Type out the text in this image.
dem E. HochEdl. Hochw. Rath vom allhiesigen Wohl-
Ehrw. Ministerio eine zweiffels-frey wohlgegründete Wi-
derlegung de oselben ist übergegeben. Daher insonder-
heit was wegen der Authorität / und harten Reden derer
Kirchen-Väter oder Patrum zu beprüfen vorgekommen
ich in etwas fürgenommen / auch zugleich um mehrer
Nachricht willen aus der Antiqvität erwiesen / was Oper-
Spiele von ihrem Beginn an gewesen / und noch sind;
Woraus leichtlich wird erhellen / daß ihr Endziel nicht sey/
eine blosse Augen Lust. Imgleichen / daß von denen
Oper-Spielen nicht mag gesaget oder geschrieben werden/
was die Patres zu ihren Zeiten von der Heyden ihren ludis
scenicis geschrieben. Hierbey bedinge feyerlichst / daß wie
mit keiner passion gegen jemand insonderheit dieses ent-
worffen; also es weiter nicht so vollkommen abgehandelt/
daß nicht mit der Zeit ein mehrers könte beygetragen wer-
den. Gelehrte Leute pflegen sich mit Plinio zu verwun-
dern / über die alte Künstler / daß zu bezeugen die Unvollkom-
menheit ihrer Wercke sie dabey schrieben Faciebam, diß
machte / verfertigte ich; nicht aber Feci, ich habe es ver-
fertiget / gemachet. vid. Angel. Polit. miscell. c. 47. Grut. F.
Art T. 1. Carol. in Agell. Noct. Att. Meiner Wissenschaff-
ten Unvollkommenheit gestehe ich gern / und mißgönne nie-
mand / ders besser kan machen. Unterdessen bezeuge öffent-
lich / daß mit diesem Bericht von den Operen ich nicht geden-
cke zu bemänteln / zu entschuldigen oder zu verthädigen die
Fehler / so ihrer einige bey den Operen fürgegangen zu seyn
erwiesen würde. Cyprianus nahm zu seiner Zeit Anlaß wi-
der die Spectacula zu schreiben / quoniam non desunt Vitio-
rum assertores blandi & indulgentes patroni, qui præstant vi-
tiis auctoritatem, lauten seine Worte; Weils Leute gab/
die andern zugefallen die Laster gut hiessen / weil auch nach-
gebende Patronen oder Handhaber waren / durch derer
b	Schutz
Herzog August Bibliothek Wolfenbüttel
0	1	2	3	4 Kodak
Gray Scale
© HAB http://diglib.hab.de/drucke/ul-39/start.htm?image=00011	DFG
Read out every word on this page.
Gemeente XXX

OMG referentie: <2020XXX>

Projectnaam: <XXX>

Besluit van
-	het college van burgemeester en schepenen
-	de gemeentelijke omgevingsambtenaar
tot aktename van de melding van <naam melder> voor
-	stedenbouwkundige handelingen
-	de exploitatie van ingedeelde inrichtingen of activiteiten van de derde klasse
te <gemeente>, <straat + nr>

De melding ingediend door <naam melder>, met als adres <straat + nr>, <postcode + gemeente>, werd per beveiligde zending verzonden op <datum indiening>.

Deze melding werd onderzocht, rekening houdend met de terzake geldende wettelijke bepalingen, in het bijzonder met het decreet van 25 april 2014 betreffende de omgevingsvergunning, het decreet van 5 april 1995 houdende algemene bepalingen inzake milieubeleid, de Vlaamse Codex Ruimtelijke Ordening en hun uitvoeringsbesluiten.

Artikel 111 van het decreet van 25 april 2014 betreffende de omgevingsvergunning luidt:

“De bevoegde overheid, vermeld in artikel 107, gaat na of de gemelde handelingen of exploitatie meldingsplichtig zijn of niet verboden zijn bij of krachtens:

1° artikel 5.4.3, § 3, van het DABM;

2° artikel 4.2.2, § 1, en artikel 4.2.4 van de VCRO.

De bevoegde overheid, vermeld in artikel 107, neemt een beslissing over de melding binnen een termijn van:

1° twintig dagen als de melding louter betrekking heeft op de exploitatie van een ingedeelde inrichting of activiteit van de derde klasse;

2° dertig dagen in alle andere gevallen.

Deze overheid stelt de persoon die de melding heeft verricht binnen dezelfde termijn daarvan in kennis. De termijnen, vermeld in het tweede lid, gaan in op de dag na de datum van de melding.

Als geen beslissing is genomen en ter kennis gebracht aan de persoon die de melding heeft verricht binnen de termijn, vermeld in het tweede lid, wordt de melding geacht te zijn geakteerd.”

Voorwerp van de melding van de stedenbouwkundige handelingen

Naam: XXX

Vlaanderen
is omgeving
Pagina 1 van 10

_Work order_.
Set down, exactly and in full, the lines from the one containing "Read out every word on this page." through the end of the entries; no other line belongs.

_Solution for this task_.
Read out every word on this page.
Gemeente XXX

OMG referentie: <2020XXX>

Projectnaam: <XXX>

Besluit van
-	het college van burgemeester en schepenen
-	de gemeentelijke omgevingsambtenaar
tot aktename van de melding van <naam melder> voor
-	stedenbouwkundige handelingen
-	de exploitatie van ingedeelde inrichtingen of activiteiten van de derde klasse
te <gemeente>, <straat + nr>

De melding ingediend door <naam melder>, met als adres <straat + nr>, <postcode + gemeente>, werd per beveiligde zending verzonden op <datum indiening>.

Deze melding werd onderzocht, rekening houdend met de terzake geldende wettelijke bepalingen, in het bijzonder met het decreet van 25 april 2014 betreffende de omgevingsvergunning, het decreet van 5 april 1995 houdende algemene bepalingen inzake milieubeleid, de Vlaamse Codex Ruimtelijke Ordening en hun uitvoeringsbesluiten.

Artikel 111 van het decreet van 25 april 2014 betreffende de omgevingsvergunning luidt:

“De bevoegde overheid, vermeld in artikel 107, gaat na of de gemelde handelingen of exploitatie meldingsplichtig zijn of niet verboden zijn bij of krachtens:

1° artikel 5.4.3, § 3, van het DABM;

2° artikel 4.2.2, § 1, en artikel 4.2.4 van de VCRO.

De bevoegde overheid, vermeld in artikel 107, neemt een beslissing over de melding binnen een termijn van:

1° twintig dagen als de melding louter betrekking heeft op de exploitatie van een ingedeelde inrichting of activiteit van de derde klasse;

2° dertig dagen in alle andere gevallen.

Deze overheid stelt de persoon die de melding heeft verricht binnen dezelfde termijn daarvan in kennis. De termijnen, vermeld in het tweede lid, gaan in op de dag na de datum van de melding.

Als geen beslissing is genomen en ter kennis gebracht aan de persoon die de melding heeft verricht binnen de termijn, vermeld in het tweede lid, wordt de melding geacht te zijn geakteerd.”

Voorwerp van de melding van de stedenbouwkundige handelingen

Naam: XXX

Vlaanderen
is omgeving
Pagina 1 van 10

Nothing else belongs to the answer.